* Exercise *
The records below must be retyped exactly.

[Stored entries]
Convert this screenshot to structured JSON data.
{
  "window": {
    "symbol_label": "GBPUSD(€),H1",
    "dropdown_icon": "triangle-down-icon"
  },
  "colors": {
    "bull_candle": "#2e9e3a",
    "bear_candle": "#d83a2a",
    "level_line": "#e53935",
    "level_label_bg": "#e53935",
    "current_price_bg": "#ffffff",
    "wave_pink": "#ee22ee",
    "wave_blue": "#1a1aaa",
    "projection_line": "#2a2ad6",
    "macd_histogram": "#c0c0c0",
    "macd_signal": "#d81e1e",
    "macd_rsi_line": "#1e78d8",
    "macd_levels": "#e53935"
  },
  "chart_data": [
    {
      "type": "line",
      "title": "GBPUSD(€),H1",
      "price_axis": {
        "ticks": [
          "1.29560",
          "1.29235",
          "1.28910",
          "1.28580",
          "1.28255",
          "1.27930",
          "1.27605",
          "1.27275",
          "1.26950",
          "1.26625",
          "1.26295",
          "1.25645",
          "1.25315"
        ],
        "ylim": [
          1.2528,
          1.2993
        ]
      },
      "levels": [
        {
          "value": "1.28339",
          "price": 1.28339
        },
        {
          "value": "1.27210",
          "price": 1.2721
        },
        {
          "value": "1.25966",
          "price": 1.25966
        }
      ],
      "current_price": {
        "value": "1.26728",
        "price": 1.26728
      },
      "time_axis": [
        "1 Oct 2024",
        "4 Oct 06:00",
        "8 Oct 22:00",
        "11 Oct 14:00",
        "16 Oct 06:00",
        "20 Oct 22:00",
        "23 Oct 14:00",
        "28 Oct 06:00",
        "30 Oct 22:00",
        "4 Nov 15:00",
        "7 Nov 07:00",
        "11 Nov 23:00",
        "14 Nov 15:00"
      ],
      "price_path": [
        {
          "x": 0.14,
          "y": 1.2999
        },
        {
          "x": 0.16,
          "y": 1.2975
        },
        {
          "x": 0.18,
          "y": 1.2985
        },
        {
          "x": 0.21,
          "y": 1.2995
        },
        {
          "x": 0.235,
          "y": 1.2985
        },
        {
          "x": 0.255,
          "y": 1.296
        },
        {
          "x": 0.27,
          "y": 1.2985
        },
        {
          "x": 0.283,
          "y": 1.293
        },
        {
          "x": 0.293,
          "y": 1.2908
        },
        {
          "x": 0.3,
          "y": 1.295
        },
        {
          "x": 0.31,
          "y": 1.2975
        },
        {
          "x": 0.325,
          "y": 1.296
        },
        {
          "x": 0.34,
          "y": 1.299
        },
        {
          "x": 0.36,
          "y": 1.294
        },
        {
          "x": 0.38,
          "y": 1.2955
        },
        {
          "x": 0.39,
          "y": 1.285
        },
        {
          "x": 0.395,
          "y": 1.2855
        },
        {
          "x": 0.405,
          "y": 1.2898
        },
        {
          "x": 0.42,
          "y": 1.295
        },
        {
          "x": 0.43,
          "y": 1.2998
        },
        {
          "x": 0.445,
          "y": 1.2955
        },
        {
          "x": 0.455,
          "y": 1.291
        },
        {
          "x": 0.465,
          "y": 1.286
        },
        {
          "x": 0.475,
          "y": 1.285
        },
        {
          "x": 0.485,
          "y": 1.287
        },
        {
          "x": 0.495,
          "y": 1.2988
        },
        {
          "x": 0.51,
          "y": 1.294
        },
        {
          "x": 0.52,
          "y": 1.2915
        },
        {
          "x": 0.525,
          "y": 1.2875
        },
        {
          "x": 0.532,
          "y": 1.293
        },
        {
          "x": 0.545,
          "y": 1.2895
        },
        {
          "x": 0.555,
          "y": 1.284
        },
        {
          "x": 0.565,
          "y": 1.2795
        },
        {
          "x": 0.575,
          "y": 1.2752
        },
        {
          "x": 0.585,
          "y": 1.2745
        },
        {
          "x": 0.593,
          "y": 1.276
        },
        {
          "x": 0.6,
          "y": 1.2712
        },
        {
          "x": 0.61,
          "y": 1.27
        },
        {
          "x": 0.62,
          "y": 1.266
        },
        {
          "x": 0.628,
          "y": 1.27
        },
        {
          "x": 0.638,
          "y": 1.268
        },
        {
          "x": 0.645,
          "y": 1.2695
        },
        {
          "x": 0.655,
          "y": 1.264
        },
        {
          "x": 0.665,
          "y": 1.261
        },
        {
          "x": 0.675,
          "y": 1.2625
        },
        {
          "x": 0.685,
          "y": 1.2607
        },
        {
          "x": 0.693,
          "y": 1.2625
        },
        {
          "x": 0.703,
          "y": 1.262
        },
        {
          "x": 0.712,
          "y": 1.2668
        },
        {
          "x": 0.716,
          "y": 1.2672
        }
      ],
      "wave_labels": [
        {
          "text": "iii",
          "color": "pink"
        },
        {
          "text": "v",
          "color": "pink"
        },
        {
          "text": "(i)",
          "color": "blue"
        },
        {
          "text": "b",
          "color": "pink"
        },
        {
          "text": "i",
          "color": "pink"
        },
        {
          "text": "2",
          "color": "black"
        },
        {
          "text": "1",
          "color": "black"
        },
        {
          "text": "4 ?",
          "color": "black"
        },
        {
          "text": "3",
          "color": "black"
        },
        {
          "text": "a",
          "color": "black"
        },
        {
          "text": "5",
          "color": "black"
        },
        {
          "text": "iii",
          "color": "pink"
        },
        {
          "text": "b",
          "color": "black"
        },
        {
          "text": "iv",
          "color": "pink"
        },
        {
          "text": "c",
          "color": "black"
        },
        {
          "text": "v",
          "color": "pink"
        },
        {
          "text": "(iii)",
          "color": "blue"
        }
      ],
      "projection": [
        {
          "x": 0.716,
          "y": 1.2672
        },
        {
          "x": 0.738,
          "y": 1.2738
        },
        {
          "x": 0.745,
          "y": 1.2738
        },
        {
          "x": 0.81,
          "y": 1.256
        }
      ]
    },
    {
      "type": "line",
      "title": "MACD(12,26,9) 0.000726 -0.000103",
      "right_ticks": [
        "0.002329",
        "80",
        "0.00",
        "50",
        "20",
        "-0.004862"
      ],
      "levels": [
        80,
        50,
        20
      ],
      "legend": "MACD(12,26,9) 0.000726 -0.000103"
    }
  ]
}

* Answer to the task *
Convert this screenshot to structured JSON data.
{
  "window": {
    "symbol_label": "GBPUSD(€),H1",
    "dropdown_icon": "triangle-down-icon"
  },
  "colors": {
    "bull_candle": "#2e9e3a",
    "bear_candle": "#d83a2a",
    "level_line": "#e53935",
    "level_label_bg": "#e53935",
    "current_price_bg": "#ffffff",
    "wave_pink": "#ee22ee",
    "wave_blue": "#1a1aaa",
    "projection_line": "#2a2ad6",
    "macd_histogram": "#c0c0c0",
    "macd_signal": "#d81e1e",
    "macd_rsi_line": "#1e78d8",
    "macd_levels": "#e53935"
  },
  "chart_data": [
    {
      "type": "line",
      "title": "GBPUSD(€),H1",
      "price_axis": {
        "ticks": [
          "1.29560",
          "1.29235",
          "1.28910",
          "1.28580",
          "1.28255",
          "1.27930",
          "1.27605",
          "1.27275",
          "1.26950",
          "1.26625",
          "1.26295",
          "1.25645",
          "1.25315"
        ],
        "ylim": [
          1.2528,
          1.2993
        ]
      },
      "levels": [
        {
          "value": "1.28339",
          "price": 1.28339
        },
        {
          "value": "1.27210",
          "price": 1.2721
        },
        {
          "value": "1.25966",
          "price": 1.25966
        }
      ],
      "current_price": {
        "value": "1.26728",
        "price": 1.26728
      },
      "time_axis": [
        "1 Oct 2024",
        "4 Oct 06:00",
        "8 Oct 22:00",
        "11 Oct 14:00",
        "16 Oct 06:00",
        "20 Oct 22:00",
        "23 Oct 14:00",
        "28 Oct 06:00",
        "30 Oct 22:00",
        "4 Nov 15:00",
        "7 Nov 07:00",
        "11 Nov 23:00",
        "14 Nov 15:00"
      ],
      "price_path": [
        {
          "x": 0.14,
          "y": 1.2999
        },
        {
          "x": 0.16,
          "y": 1.2975
        },
        {
          "x": 0.18,
          "y": 1.2985
        },
        {
          "x": 0.21,
          "y": 1.2995
        },
        {
          "x": 0.235,
          "y": 1.2985
        },
        {
          "x": 0.255,
          "y": 1.296
        },
        {
          "x": 0.27,
          "y": 1.2985
        },
        {
          "x": 0.283,
          "y": 1.293
        },
        {
          "x": 0.293,
          "y": 1.2908
        },
        {
          "x": 0.3,
          "y": 1.295
        },
        {
          "x": 0.31,
          "y": 1.2975
        },
        {
          "x": 0.325,
          "y": 1.296
        },
        {
          "x": 0.34,
          "y": 1.299
        },
        {
          "x": 0.36,
          "y": 1.294
        },
        {
          "x": 0.38,
          "y": 1.2955
        },
        {
          "x": 0.39,
          "y": 1.285
        },
        {
          "x": 0.395,
          "y": 1.2855
        },
        {
          "x": 0.405,
          "y": 1.2898
        },
        {
          "x": 0.42,
          "y": 1.295
        },
        {
          "x": 0.43,
          "y": 1.2998
        },
        {
          "x": 0.445,
          "y": 1.2955
        },
        {
          "x": 0.455,
          "y": 1.291
        },
        {
          "x": 0.465,
          "y": 1.286
        },
        {
          "x": 0.475,
          "y": 1.285
        },
        {
          "x": 0.485,
          "y": 1.287
        },
        {
          "x": 0.495,
          "y": 1.2988
        },
        {
          "x": 0.51,
          "y": 1.294
        },
        {
          "x": 0.52,
          "y": 1.2915
        },
        {
          "x": 0.525,
          "y": 1.2875
        },
        {
          "x": 0.532,
          "y": 1.293
        },
        {
          "x": 0.545,
          "y": 1.2895
        },
        {
          "x": 0.555,
          "y": 1.284
        },
        {
          "x": 0.565,
          "y": 1.2795
        },
        {
          "x": 0.575,
          "y": 1.2752
        },
        {
          "x": 0.585,
          "y": 1.2745
        },
        {
          "x": 0.593,
          "y": 1.276
        },
        {
          "x": 0.6,
          "y": 1.2712
        },
        {
          "x": 0.61,
          "y": 1.27
        },
        {
          "x": 0.62,
          "y": 1.266
        },
        {
          "x": 0.628,
          "y": 1.27
        },
        {
          "x": 0.638,
          "y": 1.268
        },
        {
          "x": 0.645,
          "y": 1.2695
        },
        {
          "x": 0.655,
          "y": 1.264
        },
        {
          "x": 0.665,
          "y": 1.261
        },
        {
          "x": 0.675,
          "y": 1.2625
        },
        {
          "x": 0.685,
          "y": 1.2607
        },
        {
          "x": 0.693,
          "y": 1.2625
        },
        {
          "x": 0.703,
          "y": 1.262
        },
        {
          "x": 0.712,
          "y": 1.2668
        },
        {
          "x": 0.716,
          "y": 1.2672
        }
      ],
      "wave_labels": [
        {
          "text": "iii",
          "color": "pink"
        },
        {
          "text": "v",
          "color": "pink"
        },
        {
          "text": "(i)",
          "color": "blue"
        },
        {
          "text": "b",
          "color": "pink"
        },
        {
          "text": "i",
          "color": "pink"
        },
        {
          "text": "2",
          "color": "black"
        },
        {
          "text": "1",
          "color": "black"
        },
        {
          "text": "4 ?",
          "color": "black"
        },
        {
          "text": "3",
          "color": "black"
        },
        {
          "text": "a",
          "color": "black"
        },
        {
          "text": "5",
          "color": "black"
        },
        {
          "text": "iii",
          "color": "pink"
        },
        {
          "text": "b",
          "color": "black"
        },
        {
          "text": "iv",
          "color": "pink"
        },
        {
          "text": "c",
          "color": "black"
        },
        {
          "text": "v",
          "color": "pink"
        },
        {
          "text": "(iii)",
          "color": "blue"
        }
      ],
      "projection": [
        {
          "x": 0.716,
          "y": 1.2672
        },
        {
          "x": 0.738,
          "y": 1.2738
        },
        {
          "x": 0.745,
          "y": 1.2738
        },
        {
          "x": 0.81,
          "y": 1.256
        }
      ]
    },
    {
      "type": "line",
      "title": "MACD(12,26,9) 0.000726 -0.000103",
      "right_ticks": [
        "0.002329",
        "80",
        "0.00",
        "50",
        "20",
        "-0.004862"
      ],
      "levels": [
        80,
        50,
        20
      ],
      "legend": "MACD(12,26,9) 0.000726 -0.000103"
    }
  ]
}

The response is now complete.